Search the data below for "плуга"; list each line that holds it.

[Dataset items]
⁂

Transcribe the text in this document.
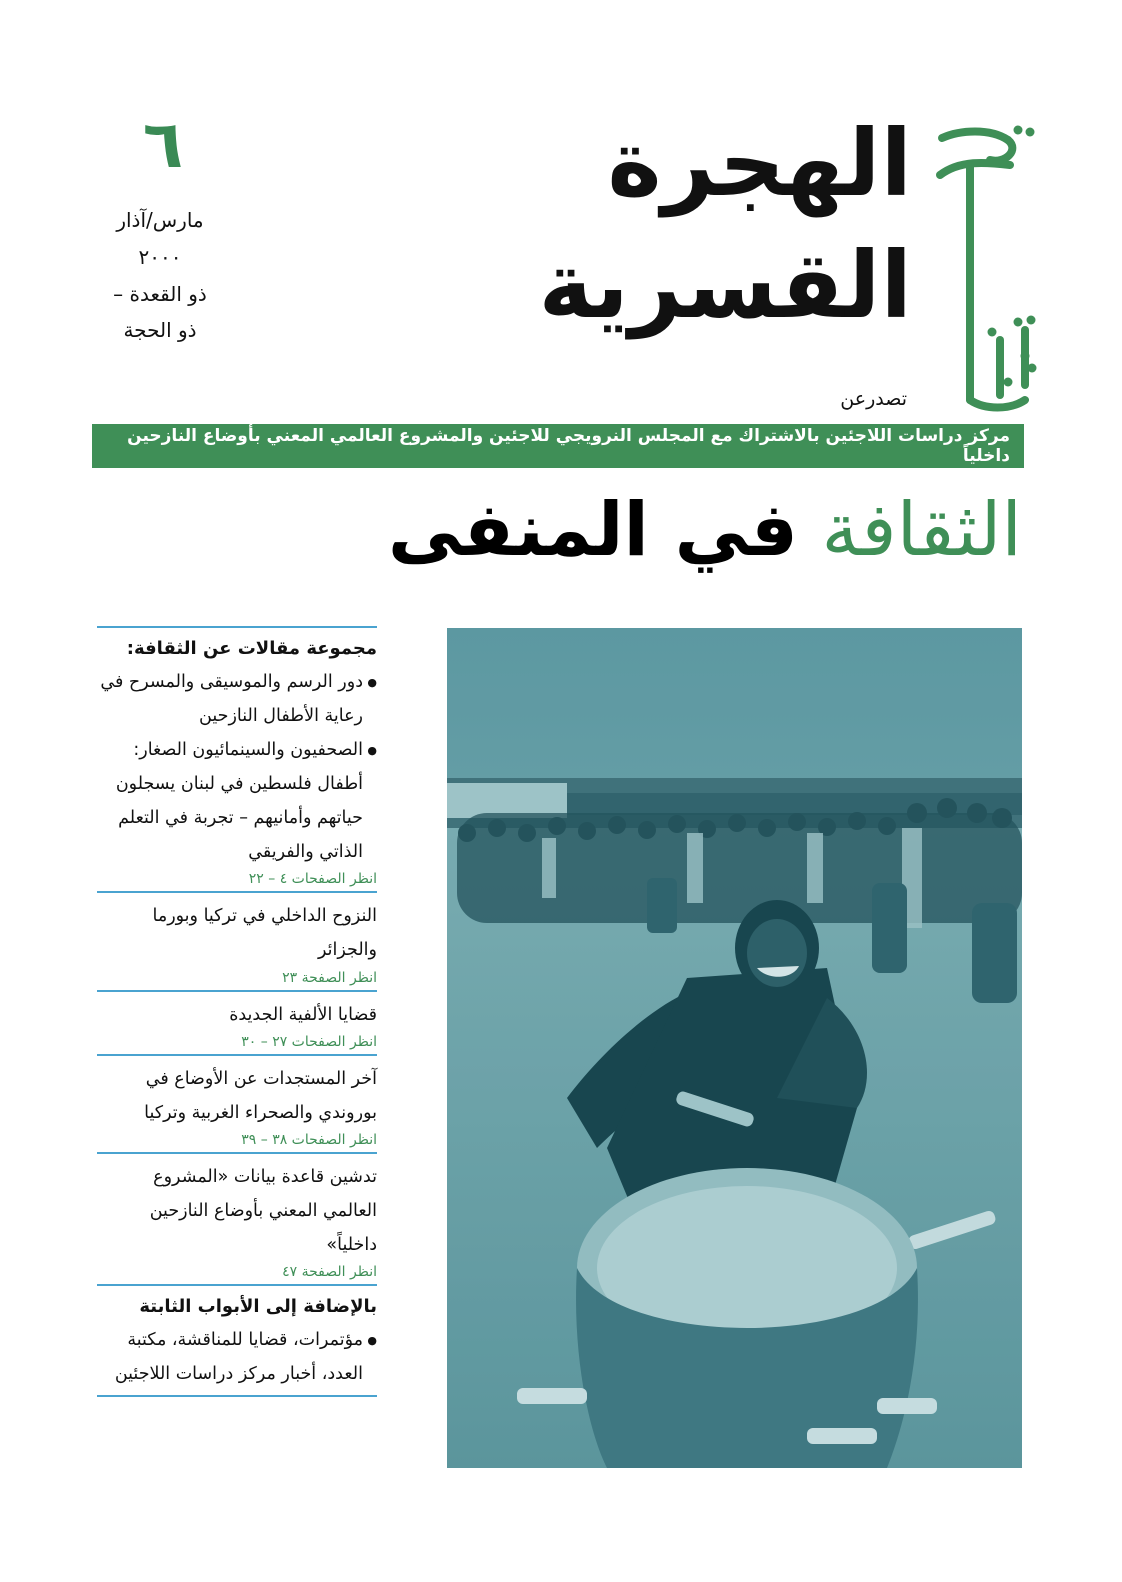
٦
مارس/آذار
٢٠٠٠
ذو القعدة –
ذو الحجة
الهجرة
القسرية
تصدرعن
مركز دراسات اللاجئين بالاشتراك مع المجلس النرويجي للاجئين والمشروع العالمي المعني بأوضاع النازحين داخلياً
الثقافة في المنفى
مجموعة مقالات عن الثقافة:
● دور الرسم والموسيقى والمسرح في رعاية الأطفال النازحين
● الصحفيون والسينمائيون الصغار: أطفال فلسطين في لبنان يسجلون حياتهم وأمانيهم – تجربة في التعلم الذاتي والفريقي
انظر الصفحات ٤ – ٢٢
النزوح الداخلي في تركيا وبورما والجزائر
انظر الصفحة ٢٣
قضايا الألفية الجديدة
انظر الصفحات ٢٧ – ٣٠
آخر المستجدات عن الأوضاع في بوروندي والصحراء الغربية وتركيا
انظر الصفحات ٣٨ – ٣٩
تدشين قاعدة بيانات «المشروع العالمي المعني بأوضاع النازحين داخلياً»
انظر الصفحة ٤٧
بالإضافة إلى الأبواب الثابتة
● مؤتمرات، قضايا للمناقشة، مكتبة العدد، أخبار مركز دراسات اللاجئين
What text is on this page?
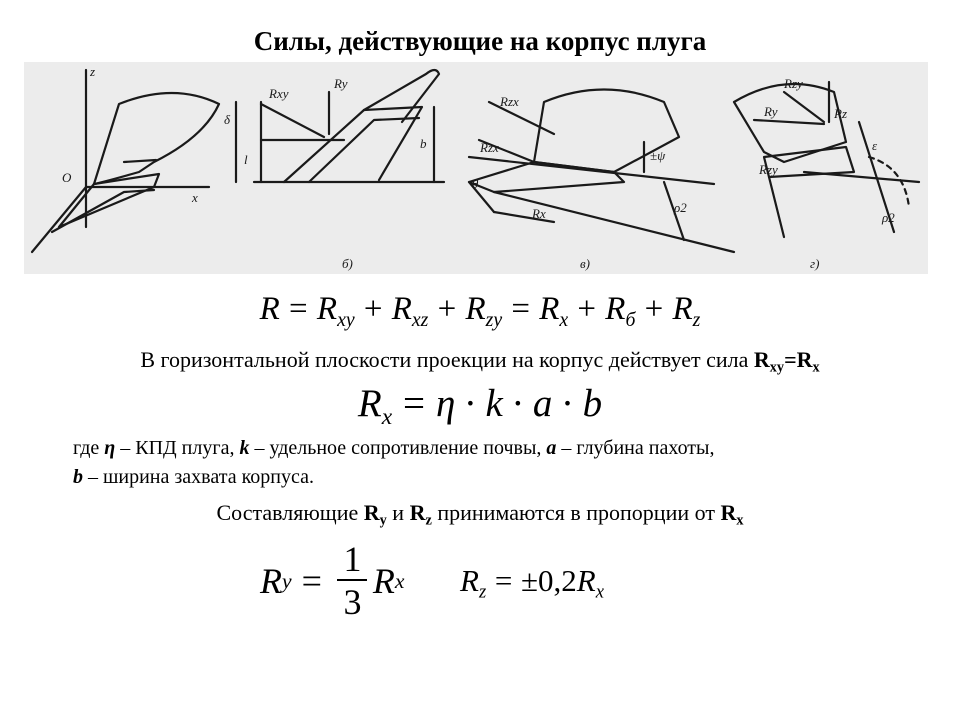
Силы, действующие на корпус плуга
z
O
x
Rxy
Ry
δ
l
b
б)
Rzx
Rzx
Rx
±ψ
ρ2
θ
в)
Rzy
Ry	Rz
Rzy
ε
ρ2
г)
$R = R_{xy} + R_{xz} + R_{zy} = R_x + R_б + R_z$
В горизонтальной плоскости проекции на корпус действует сила $R_{xy}=R_x$
$R_x = \eta \cdot k \cdot a \cdot b$
где η – КПД плуга, k – удельное сопротивление почвы, а – глубина пахоты,
b – ширина захвата корпуса.
Составляющие $R_y$ и $R_z$ принимаются в пропорции от $R_x$
R $y = \frac{1}{3}$ R x $R_z = \pm 0,2R_x$
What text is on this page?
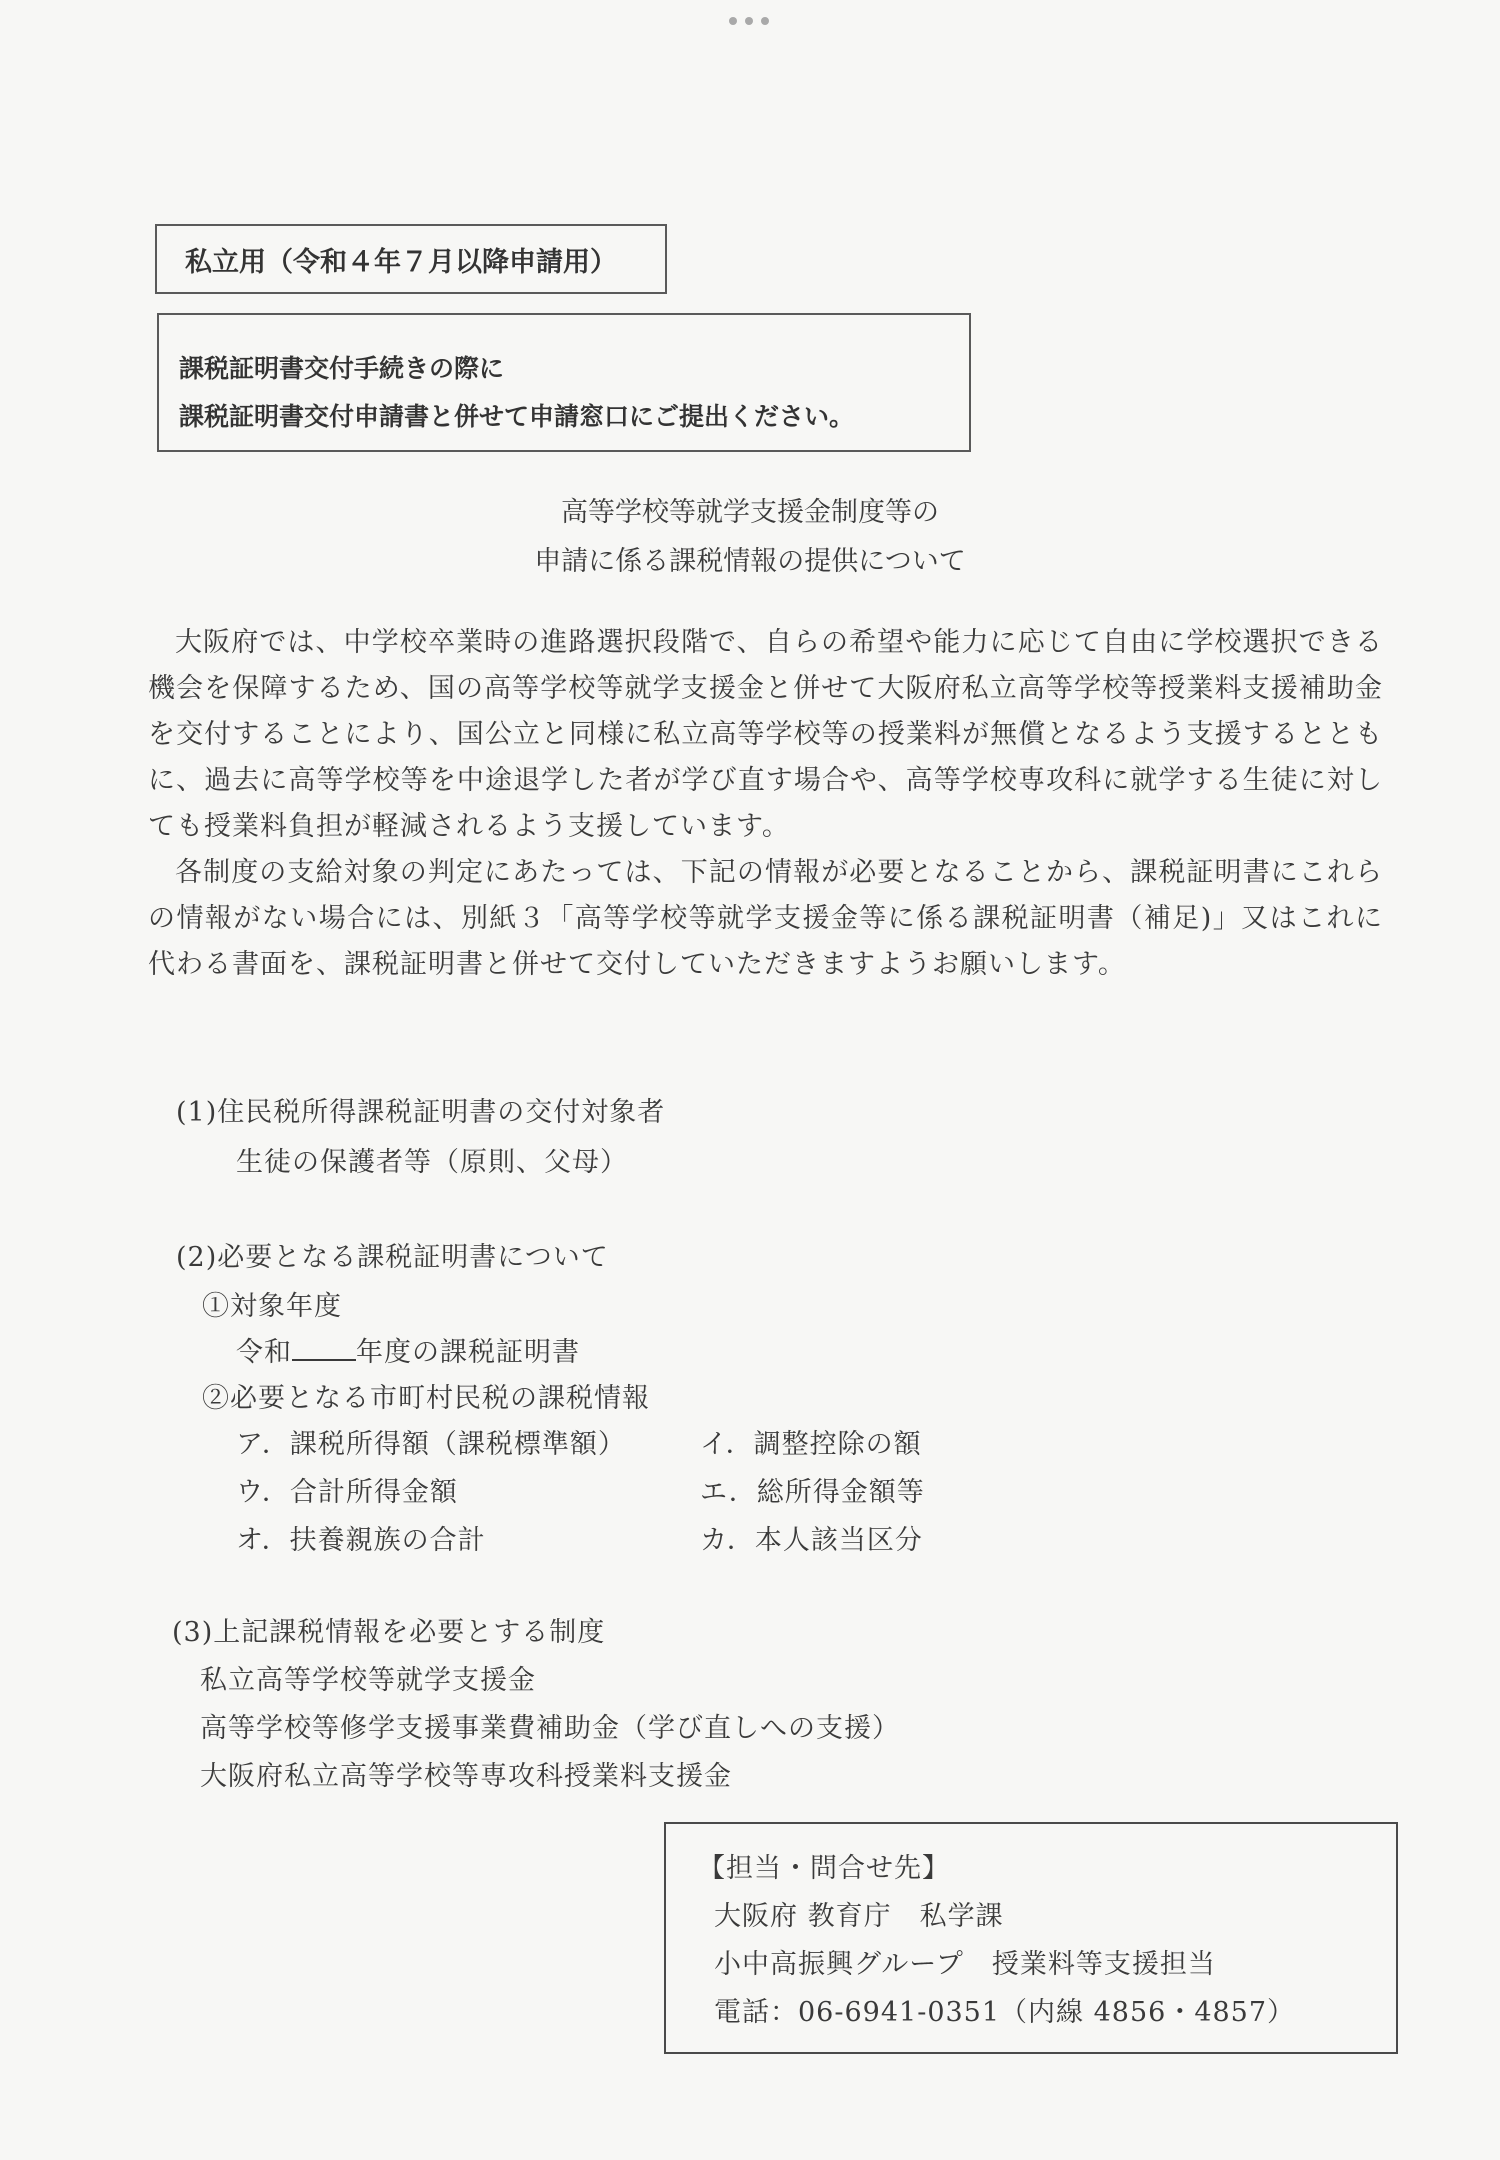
私立用（令和４年７月以降申請用）
課税証明書交付手続きの際に
課税証明書交付申請書と併せて申請窓口にご提出ください。
高等学校等就学支援金制度等の
申請に係る課税情報の提供について
大阪府では、中学校卒業時の進路選択段階で、自らの希望や能力に応じて自由に学校選択できる機会を保障するため、国の高等学校等就学支援金と併せて大阪府私立高等学校等授業料支援補助金を交付することにより、国公立と同様に私立高等学校等の授業料が無償となるよう支援するとともに、過去に高等学校等を中途退学した者が学び直す場合や、高等学校専攻科に就学する生徒に対しても授業料負担が軽減されるよう支援しています。
各制度の支給対象の判定にあたっては、下記の情報が必要となることから、課税証明書にこれらの情報がない場合には、別紙３「高等学校等就学支援金等に係る課税証明書（補足)」又はこれに代わる書面を、課税証明書と併せて交付していただきますようお願いします。
(1)住民税所得課税証明書の交付対象者
生徒の保護者等（原則、父母）
(2)必要となる課税証明書について
①対象年度
令和 年度の課税証明書
②必要となる市町村民税の課税情報
ア．課税所得額（課税標準額）	イ．調整控除の額
ウ．合計所得金額	エ．総所得金額等
オ．扶養親族の合計	カ．本人該当区分
(3)上記課税情報を必要とする制度
私立高等学校等就学支援金
高等学校等修学支援事業費補助金（学び直しへの支援）
大阪府私立高等学校等専攻科授業料支援金
【担当・問合せ先】
大阪府 教育庁　私学課
小中高振興グループ　授業料等支援担当
電話：06-6941-0351（内線 4856・4857）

⁂

> _RESPONSE TO THE EXERCISE_:
Силы, действующие на корпус плуга
где η – КПД плуга, k – удельное сопротивление почвы, а – глубина пахоты,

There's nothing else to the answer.